Which lines hold the word "juillet"? Copy each of them from the material.
## START
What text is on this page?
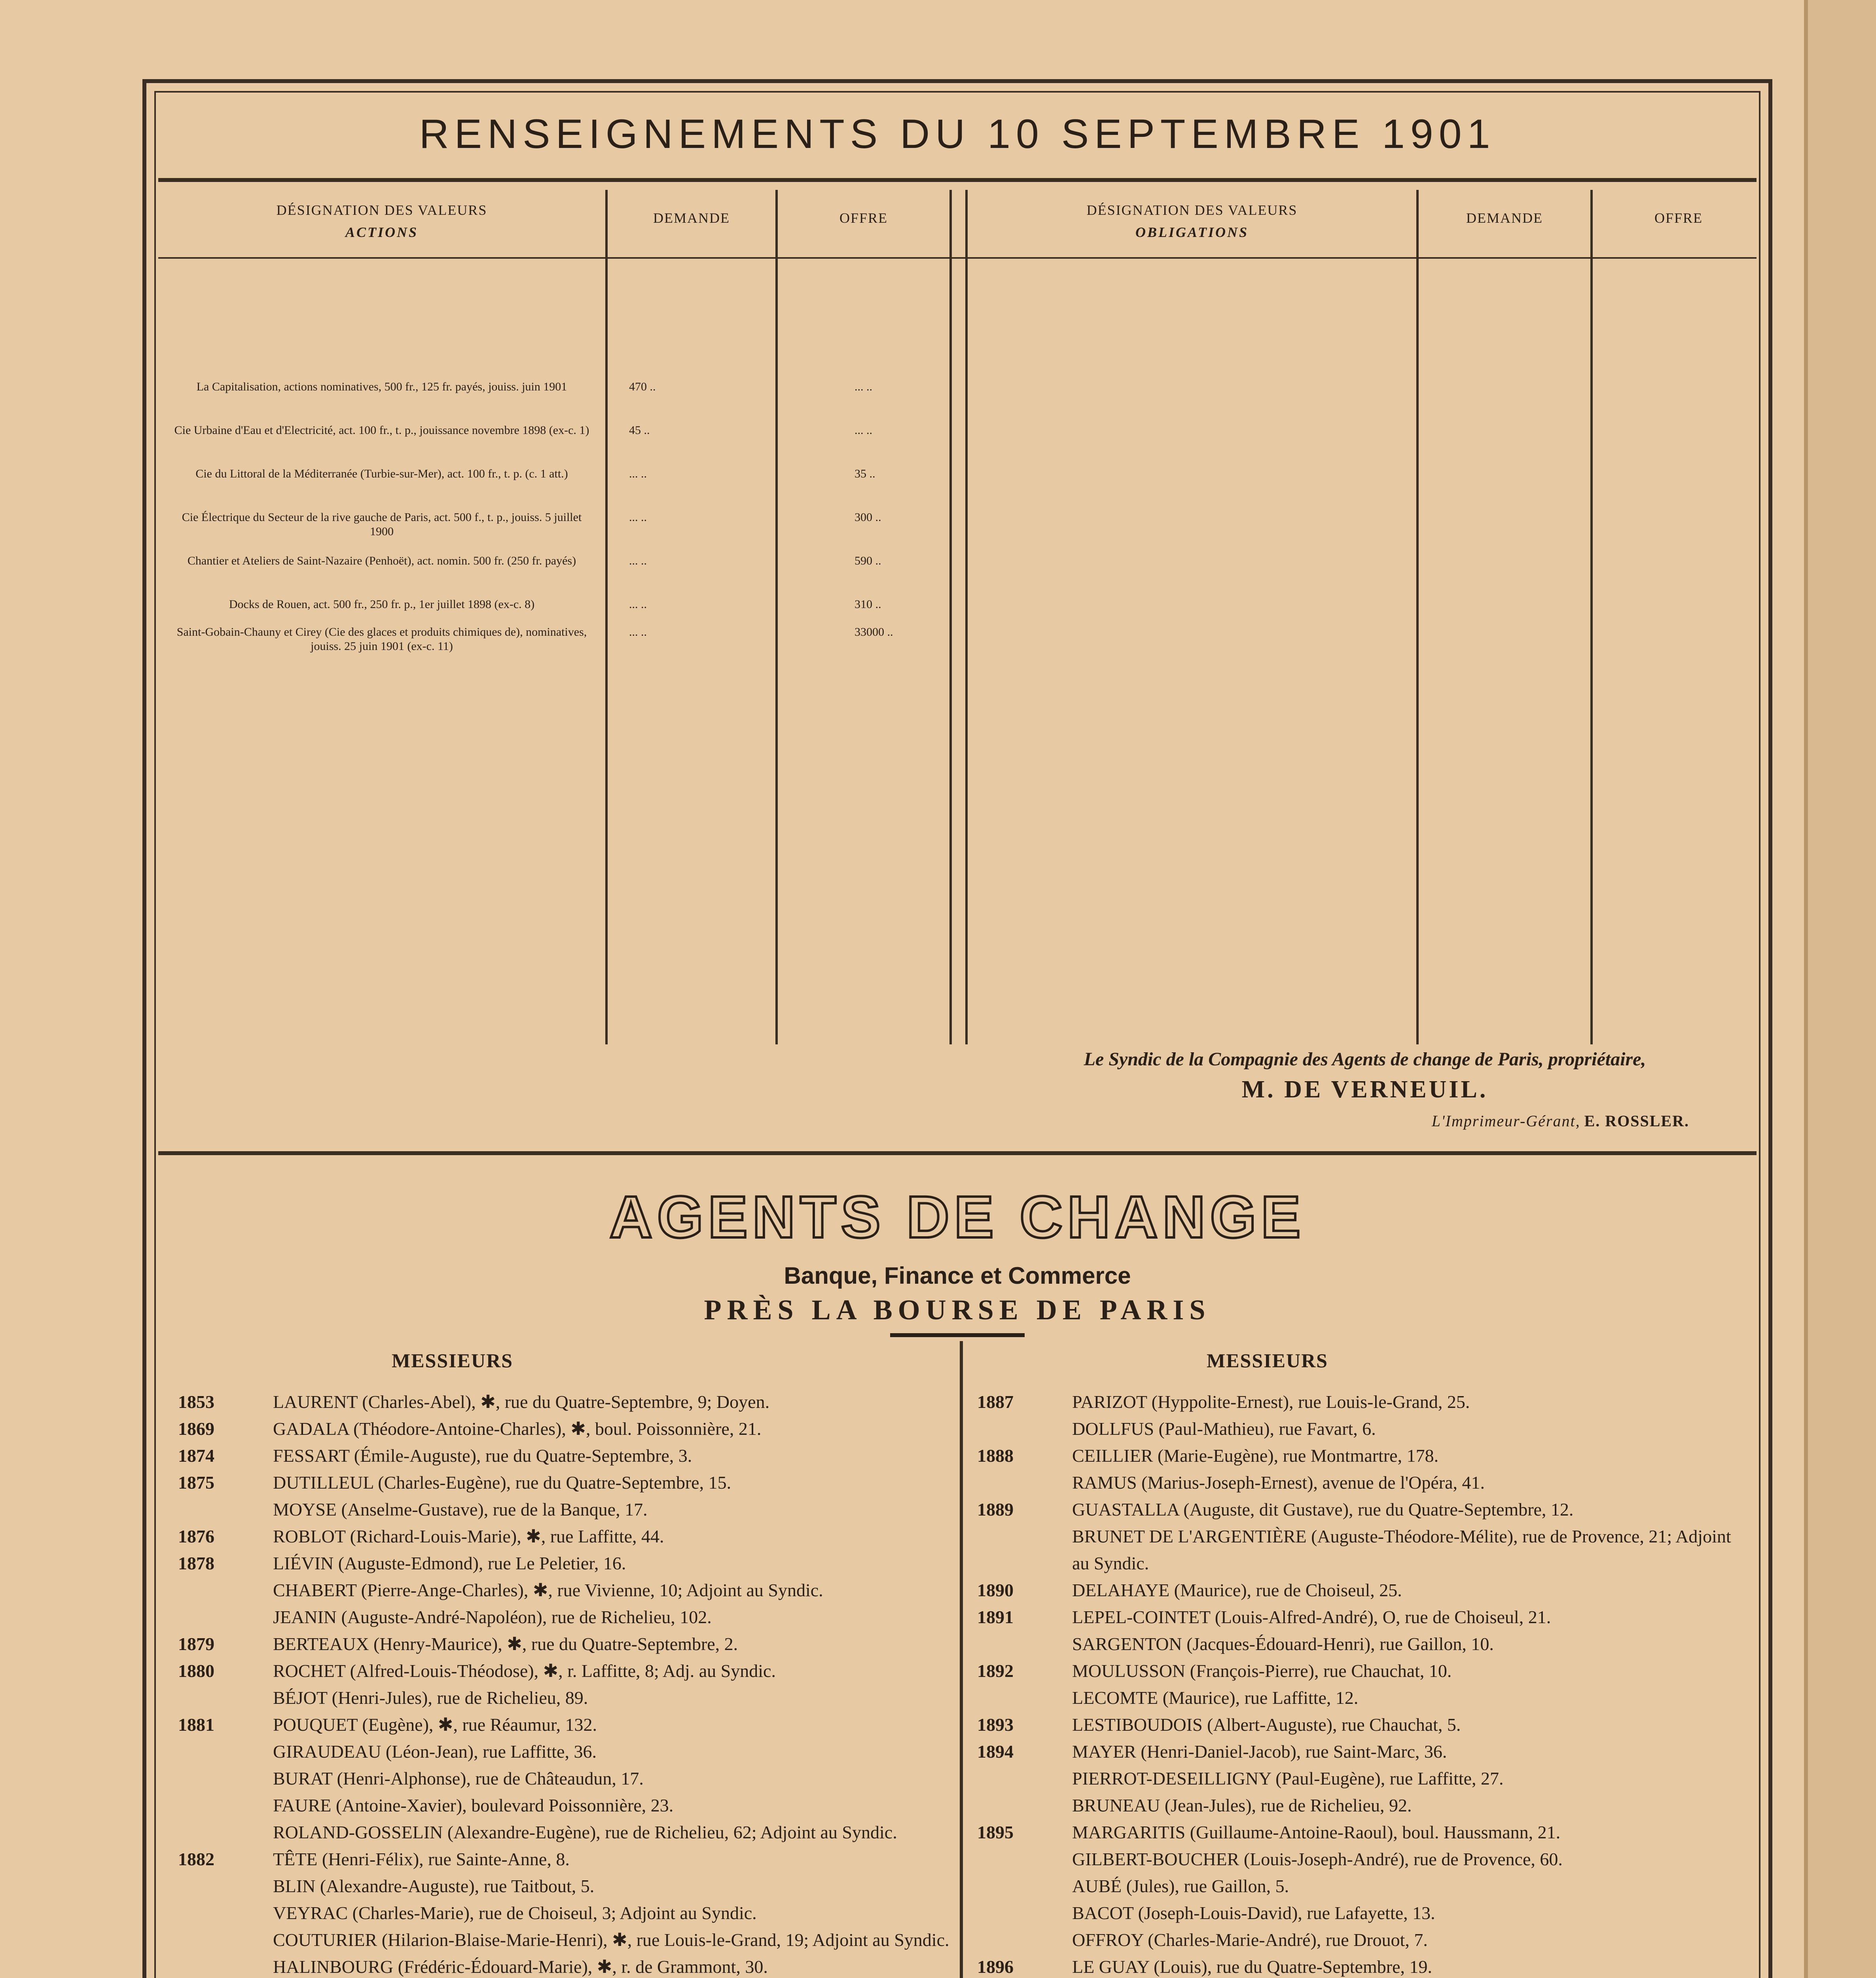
RENSEIGNEMENTS DU 10 SEPTEMBRE 1901
DÉSIGNATION DES VALEURS
ACTIONS
DEMANDE	OFFRE	DÉSIGNATION DES VALEURS
OBLIGATIONS
DEMANDE	OFFRE
La Capitalisation, actions nominatives, 500 fr., 125 fr. payés, jouiss. juin 1901	470 ..	... ..
Cie Urbaine d'Eau et d'Electricité, act. 100 fr., t. p., jouissance novembre 1898 (ex-c. 1)	45 ..	... ..
Cie du Littoral de la Méditerranée (Turbie-sur-Mer), act. 100 fr., t. p. (c. 1 att.)	... ..	35 ..
Cie Électrique du Secteur de la rive gauche de Paris, act. 500 f., t. p., jouiss. 5 juillet 1900
... ..	300 ..
Chantier et Ateliers de Saint-Nazaire (Penhoët), act. nomin. 500 fr. (250 fr. payés)	... ..	590 ..
Docks de Rouen, act. 500 fr., 250 fr. p., 1er juillet 1898 (ex-c. 8)	... ..	310 ..
Saint-Gobain-Chauny et Cirey (Cie des glaces et produits chimiques de), nominatives, jouiss. 25 juin 1901 (ex-c. 11)
... ..	33000 ..
Le Syndic de la Compagnie des Agents de change de Paris, propriétaire,
M. DE VERNEUIL.
L'Imprimeur-Gérant, E. ROSSLER.
AGENTS DE CHANGE
Banque, Finance et Commerce
PRÈS LA BOURSE DE PARIS
MESSIEURS	MESSIEURS
1853	LAURENT (Charles-Abel), ✱, rue du Quatre-Septembre, 9; Doyen.
1869	GADALA (Théodore-Antoine-Charles), ✱, boul. Poissonnière, 21.
1874	FESSART (Émile-Auguste), rue du Quatre-Septembre, 3.
1875	DUTILLEUL (Charles-Eugène), rue du Quatre-Septembre, 15.
MOYSE (Anselme-Gustave), rue de la Banque, 17.
1876	ROBLOT (Richard-Louis-Marie), ✱, rue Laffitte, 44.
1878	LIÉVIN (Auguste-Edmond), rue Le Peletier, 16.
CHABERT (Pierre-Ange-Charles), ✱, rue Vivienne, 10; Adjoint au Syndic.
JEANIN (Auguste-André-Napoléon), rue de Richelieu, 102.
1879	BERTEAUX (Henry-Maurice), ✱, rue du Quatre-Septembre, 2.
1880	ROCHET (Alfred-Louis-Théodose), ✱, r. Laffitte, 8; Adj. au Syndic.
BÉJOT (Henri-Jules), rue de Richelieu, 89.
1881	POUQUET (Eugène), ✱, rue Réaumur, 132.
GIRAUDEAU (Léon-Jean), rue Laffitte, 36.
BURAT (Henri-Alphonse), rue de Châteaudun, 17.
FAURE (Antoine-Xavier), boulevard Poissonnière, 23.
ROLAND-GOSSELIN (Alexandre-Eugène), rue de Richelieu, 62; Adjoint au Syndic.
1882	TÊTE (Henri-Félix), rue Sainte-Anne, 8.
BLIN (Alexandre-Auguste), rue Taitbout, 5.
VEYRAC (Charles-Marie), rue de Choiseul, 3; Adjoint au Syndic.
COUTURIER (Hilarion-Blaise-Marie-Henri), ✱, rue Louis-le-Grand, 19; Adjoint au Syndic.
HALINBOURG (Frédéric-Édouard-Marie), ✱, r. de Grammont, 30.
1887	PARIZOT (Hyppolite-Ernest), rue Louis-le-Grand, 25.
DOLLFUS (Paul-Mathieu), rue Favart, 6.
1888	CEILLIER (Marie-Eugène), rue Montmartre, 178.
RAMUS (Marius-Joseph-Ernest), avenue de l'Opéra, 41.
1889	GUASTALLA (Auguste, dit Gustave), rue du Quatre-Septembre, 12.
BRUNET DE L'ARGENTIÈRE (Auguste-Théodore-Mélite), rue de Provence, 21; Adjoint au Syndic.
1890	DELAHAYE (Maurice), rue de Choiseul, 25.
1891	LEPEL-COINTET (Louis-Alfred-André), O, rue de Choiseul, 21.
SARGENTON (Jacques-Édouard-Henri), rue Gaillon, 10.
1892	MOULUSSON (François-Pierre), rue Chauchat, 10.
LECOMTE (Maurice), rue Laffitte, 12.
1893	LESTIBOUDOIS (Albert-Auguste), rue Chauchat, 5.
1894	MAYER (Henri-Daniel-Jacob), rue Saint-Marc, 36.
PIERROT-DESEILLIGNY (Paul-Eugène), rue Laffitte, 27.
BRUNEAU (Jean-Jules), rue de Richelieu, 92.
1895	MARGARITIS (Guillaume-Antoine-Raoul), boul. Haussmann, 21.
GILBERT-BOUCHER (Louis-Joseph-André), rue de Provence, 60.
AUBÉ (Jules), rue Gaillon, 5.
BACOT (Joseph-Louis-David), rue Lafayette, 13.
OFFROY (Charles-Marie-André), rue Drouot, 7.
1896	LE GUAY (Louis), rue du Quatre-Septembre, 19.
## END
### COMPLETE ANSWER
Cie Électrique du Secteur de la rive gauche de Paris, act. 500 f., t. p., jouiss. 5 juillet 1900
Docks de Rouen, act. 500 fr., 250 fr. p., 1er juillet 1898 (ex-c. 8)	... ..	310 ..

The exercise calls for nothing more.